§ **Raw data**
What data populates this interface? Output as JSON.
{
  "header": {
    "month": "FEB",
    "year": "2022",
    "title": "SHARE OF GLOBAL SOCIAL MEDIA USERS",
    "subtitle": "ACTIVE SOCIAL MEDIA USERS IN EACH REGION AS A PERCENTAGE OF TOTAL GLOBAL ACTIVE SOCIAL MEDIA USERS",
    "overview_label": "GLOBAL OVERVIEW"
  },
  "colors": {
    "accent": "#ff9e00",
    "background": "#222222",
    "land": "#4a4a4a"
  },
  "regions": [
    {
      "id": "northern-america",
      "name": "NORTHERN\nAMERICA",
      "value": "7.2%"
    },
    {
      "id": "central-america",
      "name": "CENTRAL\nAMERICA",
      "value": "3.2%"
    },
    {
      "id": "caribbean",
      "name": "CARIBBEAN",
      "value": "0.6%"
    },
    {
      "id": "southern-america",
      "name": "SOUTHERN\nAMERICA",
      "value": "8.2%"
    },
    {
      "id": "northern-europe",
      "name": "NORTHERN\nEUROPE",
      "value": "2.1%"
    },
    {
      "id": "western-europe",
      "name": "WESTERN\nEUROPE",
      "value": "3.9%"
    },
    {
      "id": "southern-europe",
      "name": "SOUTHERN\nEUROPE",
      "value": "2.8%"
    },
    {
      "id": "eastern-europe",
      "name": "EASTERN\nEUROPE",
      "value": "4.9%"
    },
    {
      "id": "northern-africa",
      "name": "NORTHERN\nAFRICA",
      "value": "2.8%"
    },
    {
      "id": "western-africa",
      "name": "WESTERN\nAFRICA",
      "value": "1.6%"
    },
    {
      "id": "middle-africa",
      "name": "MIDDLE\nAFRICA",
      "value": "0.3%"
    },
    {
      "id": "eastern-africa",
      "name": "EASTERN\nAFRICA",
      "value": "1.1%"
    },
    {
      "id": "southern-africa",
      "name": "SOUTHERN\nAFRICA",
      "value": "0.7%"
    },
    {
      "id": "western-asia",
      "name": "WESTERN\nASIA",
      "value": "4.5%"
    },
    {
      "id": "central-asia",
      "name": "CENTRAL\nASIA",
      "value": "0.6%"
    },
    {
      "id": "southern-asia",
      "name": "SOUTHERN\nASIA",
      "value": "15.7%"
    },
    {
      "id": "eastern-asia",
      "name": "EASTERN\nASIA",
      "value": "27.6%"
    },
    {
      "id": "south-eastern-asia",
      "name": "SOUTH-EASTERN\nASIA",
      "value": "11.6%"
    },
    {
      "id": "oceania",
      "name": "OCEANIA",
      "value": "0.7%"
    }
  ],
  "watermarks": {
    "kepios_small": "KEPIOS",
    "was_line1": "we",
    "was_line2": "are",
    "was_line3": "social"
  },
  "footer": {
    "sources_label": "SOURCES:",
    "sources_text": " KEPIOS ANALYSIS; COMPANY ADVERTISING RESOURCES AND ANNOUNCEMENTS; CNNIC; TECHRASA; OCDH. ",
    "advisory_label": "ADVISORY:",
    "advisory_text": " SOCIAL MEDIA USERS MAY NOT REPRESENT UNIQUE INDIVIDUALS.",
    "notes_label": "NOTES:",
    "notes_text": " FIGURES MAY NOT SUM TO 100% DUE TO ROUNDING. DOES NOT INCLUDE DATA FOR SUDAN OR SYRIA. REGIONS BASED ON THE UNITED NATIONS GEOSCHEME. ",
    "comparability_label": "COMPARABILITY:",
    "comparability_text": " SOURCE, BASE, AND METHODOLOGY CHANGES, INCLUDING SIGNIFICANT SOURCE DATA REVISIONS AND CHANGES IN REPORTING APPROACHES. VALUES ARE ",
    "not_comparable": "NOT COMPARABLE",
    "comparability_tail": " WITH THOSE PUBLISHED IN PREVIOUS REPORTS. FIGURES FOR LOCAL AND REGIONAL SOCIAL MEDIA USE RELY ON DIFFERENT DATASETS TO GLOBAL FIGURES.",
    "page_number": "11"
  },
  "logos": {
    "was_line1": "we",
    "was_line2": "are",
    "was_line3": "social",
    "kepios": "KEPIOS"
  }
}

§ **Exercise**
Without leaving anything out, give the entries again exactly.

§ **Solution below**
What data populates this interface? Output as JSON.
{
  "header": {
    "month": "FEB",
    "year": "2022",
    "title": "SHARE OF GLOBAL SOCIAL MEDIA USERS",
    "subtitle": "ACTIVE SOCIAL MEDIA USERS IN EACH REGION AS A PERCENTAGE OF TOTAL GLOBAL ACTIVE SOCIAL MEDIA USERS",
    "overview_label": "GLOBAL OVERVIEW"
  },
  "colors": {
    "accent": "#ff9e00",
    "background": "#222222",
    "land": "#4a4a4a"
  },
  "regions": [
    {
      "id": "northern-america",
      "name": "NORTHERN\nAMERICA",
      "value": "7.2%"
    },
    {
      "id": "central-america",
      "name": "CENTRAL\nAMERICA",
      "value": "3.2%"
    },
    {
      "id": "caribbean",
      "name": "CARIBBEAN",
      "value": "0.6%"
    },
    {
      "id": "southern-america",
      "name": "SOUTHERN\nAMERICA",
      "value": "8.2%"
    },
    {
      "id": "northern-europe",
      "name": "NORTHERN\nEUROPE",
      "value": "2.1%"
    },
    {
      "id": "western-europe",
      "name": "WESTERN\nEUROPE",
      "value": "3.9%"
    },
    {
      "id": "southern-europe",
      "name": "SOUTHERN\nEUROPE",
      "value": "2.8%"
    },
    {
      "id": "eastern-europe",
      "name": "EASTERN\nEUROPE",
      "value": "4.9%"
    },
    {
      "id": "northern-africa",
      "name": "NORTHERN\nAFRICA",
      "value": "2.8%"
    },
    {
      "id": "western-africa",
      "name": "WESTERN\nAFRICA",
      "value": "1.6%"
    },
    {
      "id": "middle-africa",
      "name": "MIDDLE\nAFRICA",
      "value": "0.3%"
    },
    {
      "id": "eastern-africa",
      "name": "EASTERN\nAFRICA",
      "value": "1.1%"
    },
    {
      "id": "southern-africa",
      "name": "SOUTHERN\nAFRICA",
      "value": "0.7%"
    },
    {
      "id": "western-asia",
      "name": "WESTERN\nASIA",
      "value": "4.5%"
    },
    {
      "id": "central-asia",
      "name": "CENTRAL\nASIA",
      "value": "0.6%"
    },
    {
      "id": "southern-asia",
      "name": "SOUTHERN\nASIA",
      "value": "15.7%"
    },
    {
      "id": "eastern-asia",
      "name": "EASTERN\nASIA",
      "value": "27.6%"
    },
    {
      "id": "south-eastern-asia",
      "name": "SOUTH-EASTERN\nASIA",
      "value": "11.6%"
    },
    {
      "id": "oceania",
      "name": "OCEANIA",
      "value": "0.7%"
    }
  ],
  "watermarks": {
    "kepios_small": "KEPIOS",
    "was_line1": "we",
    "was_line2": "are",
    "was_line3": "social"
  },
  "footer": {
    "sources_label": "SOURCES:",
    "sources_text": " KEPIOS ANALYSIS; COMPANY ADVERTISING RESOURCES AND ANNOUNCEMENTS; CNNIC; TECHRASA; OCDH. ",
    "advisory_label": "ADVISORY:",
    "advisory_text": " SOCIAL MEDIA USERS MAY NOT REPRESENT UNIQUE INDIVIDUALS.",
    "notes_label": "NOTES:",
    "notes_text": " FIGURES MAY NOT SUM TO 100% DUE TO ROUNDING. DOES NOT INCLUDE DATA FOR SUDAN OR SYRIA. REGIONS BASED ON THE UNITED NATIONS GEOSCHEME. ",
    "comparability_label": "COMPARABILITY:",
    "comparability_text": " SOURCE, BASE, AND METHODOLOGY CHANGES, INCLUDING SIGNIFICANT SOURCE DATA REVISIONS AND CHANGES IN REPORTING APPROACHES. VALUES ARE ",
    "not_comparable": "NOT COMPARABLE",
    "comparability_tail": " WITH THOSE PUBLISHED IN PREVIOUS REPORTS. FIGURES FOR LOCAL AND REGIONAL SOCIAL MEDIA USE RELY ON DIFFERENT DATASETS TO GLOBAL FIGURES.",
    "page_number": "11"
  },
  "logos": {
    "was_line1": "we",
    "was_line2": "are",
    "was_line3": "social",
    "kepios": "KEPIOS"
  }
}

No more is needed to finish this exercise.